▶ **Dataset entries**
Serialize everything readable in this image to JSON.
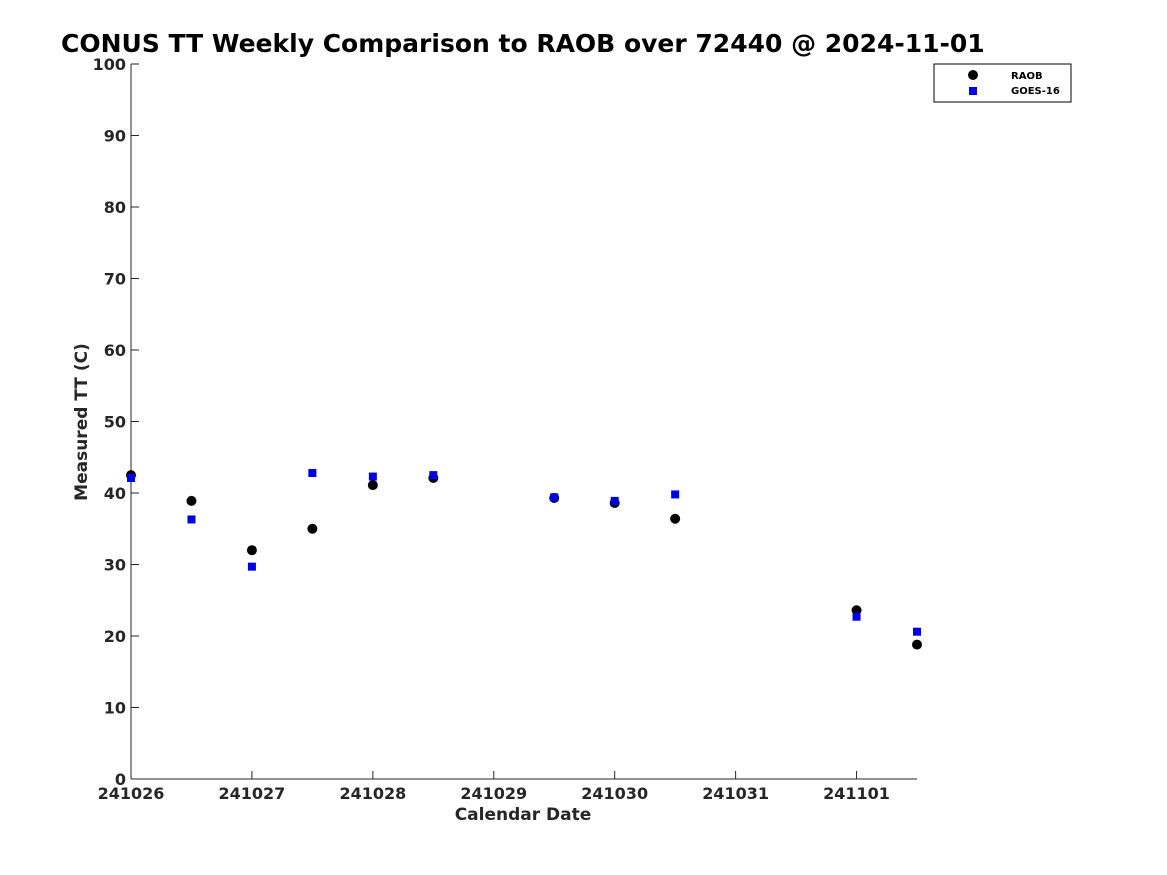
{
  "chart_data": {
    "type": "scatter",
    "title": "CONUS TT Weekly Comparison to RAOB over 72440 @ 2024-11-01",
    "xlabel": "Calendar Date",
    "ylabel": "Measured TT (C)",
    "x_tick_labels": [
      "241026",
      "241027",
      "241028",
      "241029",
      "241030",
      "241031",
      "241101"
    ],
    "y_ticks": [
      0,
      10,
      20,
      30,
      40,
      50,
      60,
      70,
      80,
      90,
      100
    ],
    "ylim": [
      0,
      100
    ],
    "grid": false,
    "legend_position": "top-right",
    "series": [
      {
        "name": "RAOB",
        "marker": "circle",
        "color": "#000000",
        "points": [
          {
            "x": "2024-10-26 00Z",
            "y": 42.5
          },
          {
            "x": "2024-10-26 12Z",
            "y": 38.9
          },
          {
            "x": "2024-10-27 00Z",
            "y": 32.0
          },
          {
            "x": "2024-10-27 12Z",
            "y": 35.0
          },
          {
            "x": "2024-10-28 00Z",
            "y": 41.1
          },
          {
            "x": "2024-10-28 12Z",
            "y": 42.1
          },
          {
            "x": "2024-10-29 12Z",
            "y": 39.3
          },
          {
            "x": "2024-10-30 00Z",
            "y": 38.6
          },
          {
            "x": "2024-10-30 12Z",
            "y": 36.4
          },
          {
            "x": "2024-11-01 00Z",
            "y": 23.6
          },
          {
            "x": "2024-11-01 12Z",
            "y": 18.8
          }
        ]
      },
      {
        "name": "GOES-16",
        "marker": "square",
        "color": "#0000e6",
        "points": [
          {
            "x": "2024-10-26 00Z",
            "y": 42.1
          },
          {
            "x": "2024-10-26 12Z",
            "y": 36.3
          },
          {
            "x": "2024-10-27 00Z",
            "y": 29.7
          },
          {
            "x": "2024-10-27 12Z",
            "y": 42.8
          },
          {
            "x": "2024-10-28 00Z",
            "y": 42.3
          },
          {
            "x": "2024-10-28 12Z",
            "y": 42.5
          },
          {
            "x": "2024-10-29 12Z",
            "y": 39.4
          },
          {
            "x": "2024-10-30 00Z",
            "y": 38.9
          },
          {
            "x": "2024-10-30 12Z",
            "y": 39.8
          },
          {
            "x": "2024-11-01 00Z",
            "y": 22.7
          },
          {
            "x": "2024-11-01 12Z",
            "y": 20.6
          }
        ]
      }
    ]
  }
}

▶ **Your objective**
Look through the entries and find each line that has the string "RAOB". Copy those lines.

▶ **Response**
    "title": "CONUS TT Weekly Comparison to RAOB over 72440 @ 2024-11-01",
        "name": "RAOB",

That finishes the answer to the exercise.